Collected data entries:
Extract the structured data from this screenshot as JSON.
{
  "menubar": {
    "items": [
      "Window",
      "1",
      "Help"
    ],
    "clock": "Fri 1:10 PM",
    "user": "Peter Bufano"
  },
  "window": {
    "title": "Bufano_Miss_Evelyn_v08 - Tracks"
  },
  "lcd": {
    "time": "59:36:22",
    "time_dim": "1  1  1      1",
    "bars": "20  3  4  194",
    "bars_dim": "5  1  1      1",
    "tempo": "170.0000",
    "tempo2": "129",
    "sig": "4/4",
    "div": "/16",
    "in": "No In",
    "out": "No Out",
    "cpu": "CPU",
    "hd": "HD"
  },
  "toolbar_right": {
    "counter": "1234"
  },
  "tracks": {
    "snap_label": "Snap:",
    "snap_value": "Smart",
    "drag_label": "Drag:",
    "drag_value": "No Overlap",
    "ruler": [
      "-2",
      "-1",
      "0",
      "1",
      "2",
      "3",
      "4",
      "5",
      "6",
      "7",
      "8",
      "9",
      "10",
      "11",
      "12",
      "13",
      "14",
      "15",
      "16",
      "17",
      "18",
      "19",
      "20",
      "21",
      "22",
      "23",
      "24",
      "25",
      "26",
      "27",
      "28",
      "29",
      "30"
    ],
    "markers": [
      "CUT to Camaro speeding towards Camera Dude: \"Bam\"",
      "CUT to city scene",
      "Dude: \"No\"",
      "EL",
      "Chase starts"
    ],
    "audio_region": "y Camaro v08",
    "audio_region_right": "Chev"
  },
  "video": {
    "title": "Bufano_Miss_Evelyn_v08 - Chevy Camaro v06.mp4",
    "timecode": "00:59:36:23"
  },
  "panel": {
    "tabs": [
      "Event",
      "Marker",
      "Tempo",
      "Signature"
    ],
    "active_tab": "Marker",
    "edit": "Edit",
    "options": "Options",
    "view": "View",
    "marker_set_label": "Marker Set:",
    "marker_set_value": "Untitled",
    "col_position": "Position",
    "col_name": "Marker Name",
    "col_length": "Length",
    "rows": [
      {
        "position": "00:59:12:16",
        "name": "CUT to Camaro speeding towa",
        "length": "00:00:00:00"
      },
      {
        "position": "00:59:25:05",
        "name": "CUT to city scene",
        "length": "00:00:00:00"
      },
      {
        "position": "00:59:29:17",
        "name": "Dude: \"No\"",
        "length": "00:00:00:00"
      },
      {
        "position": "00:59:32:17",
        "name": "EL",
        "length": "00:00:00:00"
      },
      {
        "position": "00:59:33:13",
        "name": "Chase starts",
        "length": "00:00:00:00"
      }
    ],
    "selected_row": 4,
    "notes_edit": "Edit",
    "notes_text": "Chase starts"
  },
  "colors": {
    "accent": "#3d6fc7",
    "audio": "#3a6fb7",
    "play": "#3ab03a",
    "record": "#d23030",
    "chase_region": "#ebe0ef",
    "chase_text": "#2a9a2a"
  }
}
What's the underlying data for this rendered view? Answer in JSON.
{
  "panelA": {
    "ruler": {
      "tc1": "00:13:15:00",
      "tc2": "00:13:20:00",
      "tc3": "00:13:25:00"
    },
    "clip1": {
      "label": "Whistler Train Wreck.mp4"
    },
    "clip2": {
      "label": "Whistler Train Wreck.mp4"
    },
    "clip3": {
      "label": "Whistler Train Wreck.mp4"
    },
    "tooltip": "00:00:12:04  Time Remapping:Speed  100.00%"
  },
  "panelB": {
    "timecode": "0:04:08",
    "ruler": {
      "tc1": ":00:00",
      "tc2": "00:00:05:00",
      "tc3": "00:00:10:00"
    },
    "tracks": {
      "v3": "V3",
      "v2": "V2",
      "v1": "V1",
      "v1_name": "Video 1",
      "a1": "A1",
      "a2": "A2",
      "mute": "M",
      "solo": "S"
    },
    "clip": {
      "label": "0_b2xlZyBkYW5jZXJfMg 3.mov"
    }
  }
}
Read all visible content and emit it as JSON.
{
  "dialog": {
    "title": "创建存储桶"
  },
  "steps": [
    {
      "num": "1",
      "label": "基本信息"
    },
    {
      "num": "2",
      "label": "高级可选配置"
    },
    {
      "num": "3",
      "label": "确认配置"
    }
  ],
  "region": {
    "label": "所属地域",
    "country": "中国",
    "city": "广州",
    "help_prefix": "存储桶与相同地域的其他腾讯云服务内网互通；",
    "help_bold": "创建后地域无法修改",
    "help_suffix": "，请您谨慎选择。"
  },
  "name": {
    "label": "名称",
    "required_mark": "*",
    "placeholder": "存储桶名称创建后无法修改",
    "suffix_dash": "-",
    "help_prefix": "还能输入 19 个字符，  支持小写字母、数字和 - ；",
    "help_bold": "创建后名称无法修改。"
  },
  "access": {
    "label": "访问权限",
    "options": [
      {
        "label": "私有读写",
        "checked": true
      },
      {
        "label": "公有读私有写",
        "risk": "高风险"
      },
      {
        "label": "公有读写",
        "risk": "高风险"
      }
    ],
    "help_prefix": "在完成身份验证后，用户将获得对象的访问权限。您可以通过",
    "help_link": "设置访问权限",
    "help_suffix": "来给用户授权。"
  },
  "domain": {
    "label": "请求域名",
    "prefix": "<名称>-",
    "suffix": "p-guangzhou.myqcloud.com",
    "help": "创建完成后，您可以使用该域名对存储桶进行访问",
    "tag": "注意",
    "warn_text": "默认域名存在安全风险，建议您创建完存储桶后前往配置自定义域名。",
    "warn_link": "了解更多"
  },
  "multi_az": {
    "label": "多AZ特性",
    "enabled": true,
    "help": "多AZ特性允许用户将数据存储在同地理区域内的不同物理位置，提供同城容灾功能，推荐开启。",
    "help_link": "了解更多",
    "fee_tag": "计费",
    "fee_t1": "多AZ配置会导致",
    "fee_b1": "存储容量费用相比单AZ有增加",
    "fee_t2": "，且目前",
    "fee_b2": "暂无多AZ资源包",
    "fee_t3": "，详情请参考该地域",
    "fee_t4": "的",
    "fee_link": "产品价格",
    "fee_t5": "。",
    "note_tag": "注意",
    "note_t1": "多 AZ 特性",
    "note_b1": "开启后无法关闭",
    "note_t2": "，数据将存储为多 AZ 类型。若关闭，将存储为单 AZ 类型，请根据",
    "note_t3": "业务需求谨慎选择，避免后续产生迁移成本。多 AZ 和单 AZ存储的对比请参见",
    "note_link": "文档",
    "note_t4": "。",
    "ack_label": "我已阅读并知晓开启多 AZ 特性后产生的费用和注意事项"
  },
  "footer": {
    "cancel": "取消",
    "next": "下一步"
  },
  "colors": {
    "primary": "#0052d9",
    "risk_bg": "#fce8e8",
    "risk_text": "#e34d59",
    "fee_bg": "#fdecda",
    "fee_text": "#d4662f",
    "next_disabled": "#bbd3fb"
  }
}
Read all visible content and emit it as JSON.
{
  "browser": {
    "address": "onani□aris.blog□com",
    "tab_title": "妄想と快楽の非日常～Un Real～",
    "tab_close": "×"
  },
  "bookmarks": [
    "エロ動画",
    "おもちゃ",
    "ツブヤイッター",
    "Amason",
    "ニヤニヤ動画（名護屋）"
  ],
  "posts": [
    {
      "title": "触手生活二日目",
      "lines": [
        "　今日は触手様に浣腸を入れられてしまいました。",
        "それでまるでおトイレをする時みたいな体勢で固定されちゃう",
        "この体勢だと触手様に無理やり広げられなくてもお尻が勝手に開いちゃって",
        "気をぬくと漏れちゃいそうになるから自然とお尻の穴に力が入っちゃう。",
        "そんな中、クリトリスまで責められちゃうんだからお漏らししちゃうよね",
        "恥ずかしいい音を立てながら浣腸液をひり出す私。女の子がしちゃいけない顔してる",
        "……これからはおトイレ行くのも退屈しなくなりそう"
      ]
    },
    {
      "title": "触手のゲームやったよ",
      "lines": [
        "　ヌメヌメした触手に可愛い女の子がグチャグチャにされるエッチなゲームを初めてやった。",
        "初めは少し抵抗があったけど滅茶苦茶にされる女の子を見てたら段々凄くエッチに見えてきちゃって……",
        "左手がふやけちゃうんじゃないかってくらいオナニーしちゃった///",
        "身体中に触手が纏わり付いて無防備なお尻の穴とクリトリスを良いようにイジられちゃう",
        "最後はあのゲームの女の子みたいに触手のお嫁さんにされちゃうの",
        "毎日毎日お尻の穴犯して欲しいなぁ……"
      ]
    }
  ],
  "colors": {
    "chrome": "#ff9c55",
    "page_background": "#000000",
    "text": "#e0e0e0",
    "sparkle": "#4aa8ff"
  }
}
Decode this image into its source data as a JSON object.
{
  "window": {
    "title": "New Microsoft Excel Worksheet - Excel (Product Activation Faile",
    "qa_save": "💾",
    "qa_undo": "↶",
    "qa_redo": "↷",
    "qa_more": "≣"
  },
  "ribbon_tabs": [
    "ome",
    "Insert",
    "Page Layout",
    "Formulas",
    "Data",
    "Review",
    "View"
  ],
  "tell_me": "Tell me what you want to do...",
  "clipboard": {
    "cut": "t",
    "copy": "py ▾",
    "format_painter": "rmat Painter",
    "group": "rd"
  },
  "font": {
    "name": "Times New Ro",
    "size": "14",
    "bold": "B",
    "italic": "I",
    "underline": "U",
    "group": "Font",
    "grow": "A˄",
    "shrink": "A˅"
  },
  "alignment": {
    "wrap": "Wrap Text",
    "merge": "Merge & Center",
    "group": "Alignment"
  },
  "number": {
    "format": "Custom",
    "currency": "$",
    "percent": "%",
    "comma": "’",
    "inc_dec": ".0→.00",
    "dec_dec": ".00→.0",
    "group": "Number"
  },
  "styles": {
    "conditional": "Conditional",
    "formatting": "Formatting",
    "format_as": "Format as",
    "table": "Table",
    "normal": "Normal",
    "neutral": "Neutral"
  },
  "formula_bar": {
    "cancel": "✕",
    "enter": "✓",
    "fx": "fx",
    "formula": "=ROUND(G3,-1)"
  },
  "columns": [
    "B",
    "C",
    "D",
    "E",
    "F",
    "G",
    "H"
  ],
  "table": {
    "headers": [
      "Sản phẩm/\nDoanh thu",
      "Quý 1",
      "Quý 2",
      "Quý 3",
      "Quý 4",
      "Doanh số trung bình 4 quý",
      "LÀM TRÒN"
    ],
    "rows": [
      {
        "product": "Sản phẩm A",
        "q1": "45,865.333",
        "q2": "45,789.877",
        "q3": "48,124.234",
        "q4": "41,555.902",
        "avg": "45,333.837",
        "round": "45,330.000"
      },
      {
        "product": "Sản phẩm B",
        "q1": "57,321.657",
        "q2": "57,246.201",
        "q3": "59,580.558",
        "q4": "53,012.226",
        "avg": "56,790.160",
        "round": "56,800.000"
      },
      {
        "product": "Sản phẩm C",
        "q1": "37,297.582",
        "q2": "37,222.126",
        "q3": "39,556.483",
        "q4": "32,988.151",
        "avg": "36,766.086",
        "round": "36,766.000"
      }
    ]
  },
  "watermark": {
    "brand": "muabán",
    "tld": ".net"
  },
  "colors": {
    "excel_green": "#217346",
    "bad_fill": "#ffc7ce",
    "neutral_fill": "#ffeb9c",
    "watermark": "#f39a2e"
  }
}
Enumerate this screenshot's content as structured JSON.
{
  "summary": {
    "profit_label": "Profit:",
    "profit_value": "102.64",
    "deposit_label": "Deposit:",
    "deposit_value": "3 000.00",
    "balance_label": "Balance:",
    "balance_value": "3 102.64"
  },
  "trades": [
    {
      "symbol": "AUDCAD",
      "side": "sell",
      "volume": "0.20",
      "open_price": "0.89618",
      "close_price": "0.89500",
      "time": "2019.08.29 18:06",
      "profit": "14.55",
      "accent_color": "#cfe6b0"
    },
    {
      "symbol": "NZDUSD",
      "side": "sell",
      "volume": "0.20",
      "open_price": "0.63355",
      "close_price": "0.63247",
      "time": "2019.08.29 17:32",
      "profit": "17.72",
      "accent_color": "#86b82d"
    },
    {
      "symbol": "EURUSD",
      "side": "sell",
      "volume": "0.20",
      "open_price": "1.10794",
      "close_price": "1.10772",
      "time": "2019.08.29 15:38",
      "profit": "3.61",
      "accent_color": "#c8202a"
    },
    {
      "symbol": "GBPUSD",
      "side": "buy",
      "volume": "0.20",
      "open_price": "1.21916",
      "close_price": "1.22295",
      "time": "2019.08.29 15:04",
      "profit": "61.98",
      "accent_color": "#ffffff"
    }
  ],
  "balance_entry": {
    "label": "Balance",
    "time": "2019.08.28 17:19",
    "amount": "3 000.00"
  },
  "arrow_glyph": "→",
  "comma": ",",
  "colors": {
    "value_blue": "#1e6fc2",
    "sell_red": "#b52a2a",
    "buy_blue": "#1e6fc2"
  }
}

# WHAT TO PRODUCE
Every line above that contains the word "structured" should be reported.

# EXERCISE OUTPUT
Extract the structured data from this screenshot as JSON.
Enumerate this screenshot's content as structured JSON.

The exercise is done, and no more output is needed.